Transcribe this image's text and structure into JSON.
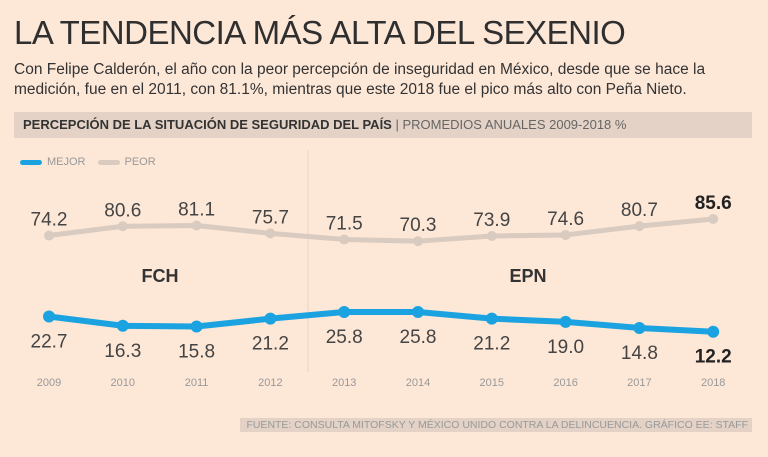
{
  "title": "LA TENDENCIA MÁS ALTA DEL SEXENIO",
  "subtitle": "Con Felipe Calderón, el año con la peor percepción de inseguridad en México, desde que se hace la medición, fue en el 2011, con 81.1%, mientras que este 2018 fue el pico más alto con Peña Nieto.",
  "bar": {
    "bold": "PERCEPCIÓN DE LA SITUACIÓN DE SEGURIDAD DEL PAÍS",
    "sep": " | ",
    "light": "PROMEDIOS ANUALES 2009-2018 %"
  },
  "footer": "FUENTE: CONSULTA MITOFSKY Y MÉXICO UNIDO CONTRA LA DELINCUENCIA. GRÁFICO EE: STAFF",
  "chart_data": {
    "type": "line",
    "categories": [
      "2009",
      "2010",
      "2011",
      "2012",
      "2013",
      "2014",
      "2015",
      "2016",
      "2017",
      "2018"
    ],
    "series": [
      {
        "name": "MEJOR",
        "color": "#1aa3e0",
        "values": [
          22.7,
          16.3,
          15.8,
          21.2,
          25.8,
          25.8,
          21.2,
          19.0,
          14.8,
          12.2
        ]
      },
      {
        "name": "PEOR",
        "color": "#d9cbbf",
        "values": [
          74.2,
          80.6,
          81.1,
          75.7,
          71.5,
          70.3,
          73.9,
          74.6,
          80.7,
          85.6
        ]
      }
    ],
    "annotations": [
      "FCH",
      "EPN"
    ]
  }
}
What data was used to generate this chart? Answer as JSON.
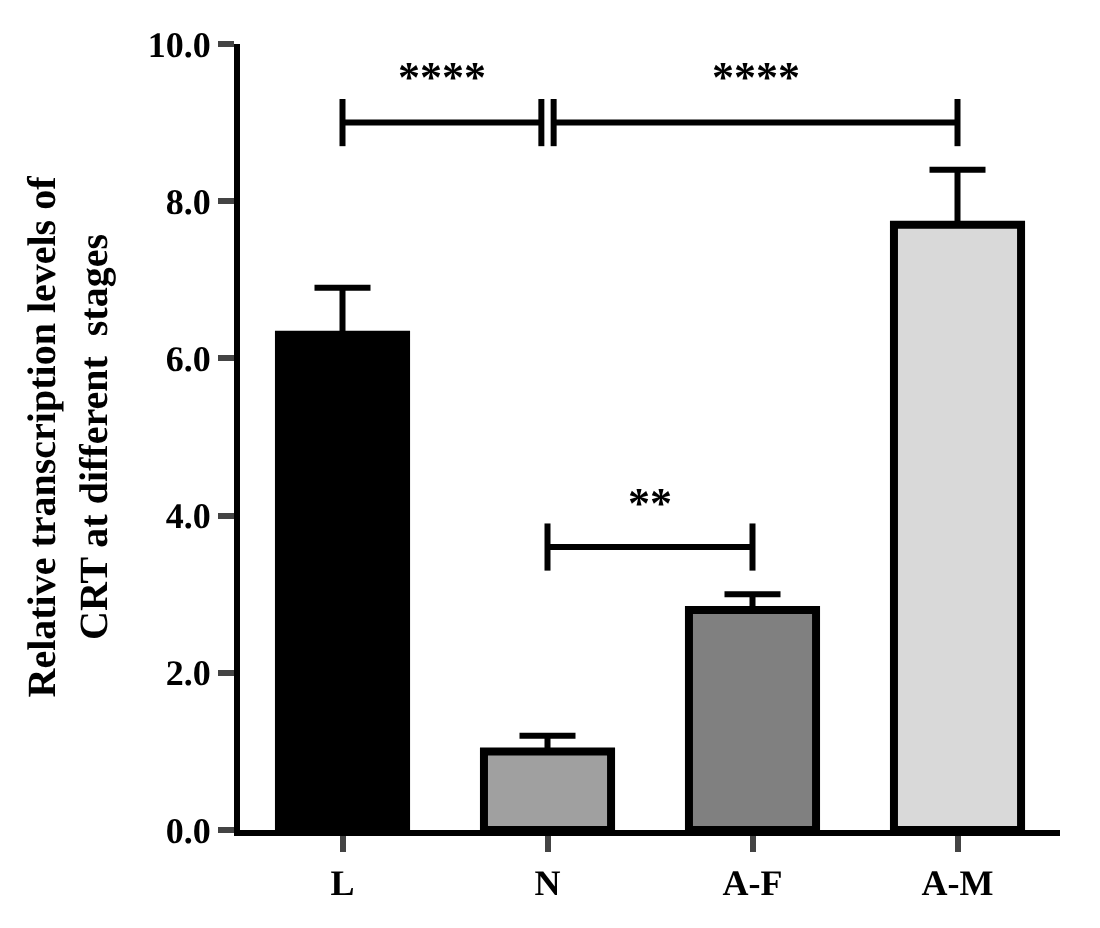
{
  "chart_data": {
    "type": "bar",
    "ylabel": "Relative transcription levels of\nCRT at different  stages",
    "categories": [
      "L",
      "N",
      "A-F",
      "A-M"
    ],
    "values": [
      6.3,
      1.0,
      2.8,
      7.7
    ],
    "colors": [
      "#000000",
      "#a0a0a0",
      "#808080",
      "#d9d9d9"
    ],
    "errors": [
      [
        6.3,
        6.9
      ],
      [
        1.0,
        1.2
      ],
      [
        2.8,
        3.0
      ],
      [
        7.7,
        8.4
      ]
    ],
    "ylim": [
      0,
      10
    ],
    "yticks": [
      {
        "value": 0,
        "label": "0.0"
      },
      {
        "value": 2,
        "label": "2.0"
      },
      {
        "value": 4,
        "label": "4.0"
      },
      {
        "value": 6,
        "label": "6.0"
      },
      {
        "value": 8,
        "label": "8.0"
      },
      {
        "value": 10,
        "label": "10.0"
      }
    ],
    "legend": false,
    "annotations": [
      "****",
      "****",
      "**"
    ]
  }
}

- - -

Task requirements: Return the listing above word for word, with the pictures removed.

Reply to the task:
Transcribe this image's text and structure into JSON.
{
  "title": "LA TENDENCIA MÁS ALTA DEL SEXENIO",
  "subtitle": "Con Felipe Calderón, el año con la peor percepción de inseguridad en México, desde que se hace la medición, fue en el 2011, con 81.1%, mientras que este 2018 fue el pico más alto con Peña Nieto.",
  "bar": {
    "bold": "PERCEPCIÓN DE LA SITUACIÓN DE SEGURIDAD DEL PAÍS",
    "sep": " | ",
    "light": "PROMEDIOS ANUALES 2009-2018 %"
  },
  "footer": "FUENTE: CONSULTA MITOFSKY Y MÉXICO UNIDO CONTRA LA DELINCUENCIA. GRÁFICO EE: STAFF",
  "chart_data": {
    "type": "line",
    "categories": [
      "2009",
      "2010",
      "2011",
      "2012",
      "2013",
      "2014",
      "2015",
      "2016",
      "2017",
      "2018"
    ],
    "series": [
      {
        "name": "MEJOR",
        "color": "#1aa3e0",
        "values": [
          22.7,
          16.3,
          15.8,
          21.2,
          25.8,
          25.8,
          21.2,
          19.0,
          14.8,
          12.2
        ]
      },
      {
        "name": "PEOR",
        "color": "#d9cbbf",
        "values": [
          74.2,
          80.6,
          81.1,
          75.7,
          71.5,
          70.3,
          73.9,
          74.6,
          80.7,
          85.6
        ]
      }
    ],
    "annotations": [
      "FCH",
      "EPN"
    ]
  }
}
What data was used to generate this chart? Answer as JSON.
{
  "chart_data": {
    "type": "bar",
    "ylabel": "Relative transcription levels of\nCRT at different  stages",
    "categories": [
      "L",
      "N",
      "A-F",
      "A-M"
    ],
    "values": [
      6.3,
      1.0,
      2.8,
      7.7
    ],
    "colors": [
      "#000000",
      "#a0a0a0",
      "#808080",
      "#d9d9d9"
    ],
    "errors": [
      [
        6.3,
        6.9
      ],
      [
        1.0,
        1.2
      ],
      [
        2.8,
        3.0
      ],
      [
        7.7,
        8.4
      ]
    ],
    "ylim": [
      0,
      10
    ],
    "yticks": [
      {
        "value": 0,
        "label": "0.0"
      },
      {
        "value": 2,
        "label": "2.0"
      },
      {
        "value": 4,
        "label": "4.0"
      },
      {
        "value": 6,
        "label": "6.0"
      },
      {
        "value": 8,
        "label": "8.0"
      },
      {
        "value": 10,
        "label": "10.0"
      }
    ],
    "legend": false,
    "annotations": [
      "****",
      "****",
      "**"
    ]
  }
}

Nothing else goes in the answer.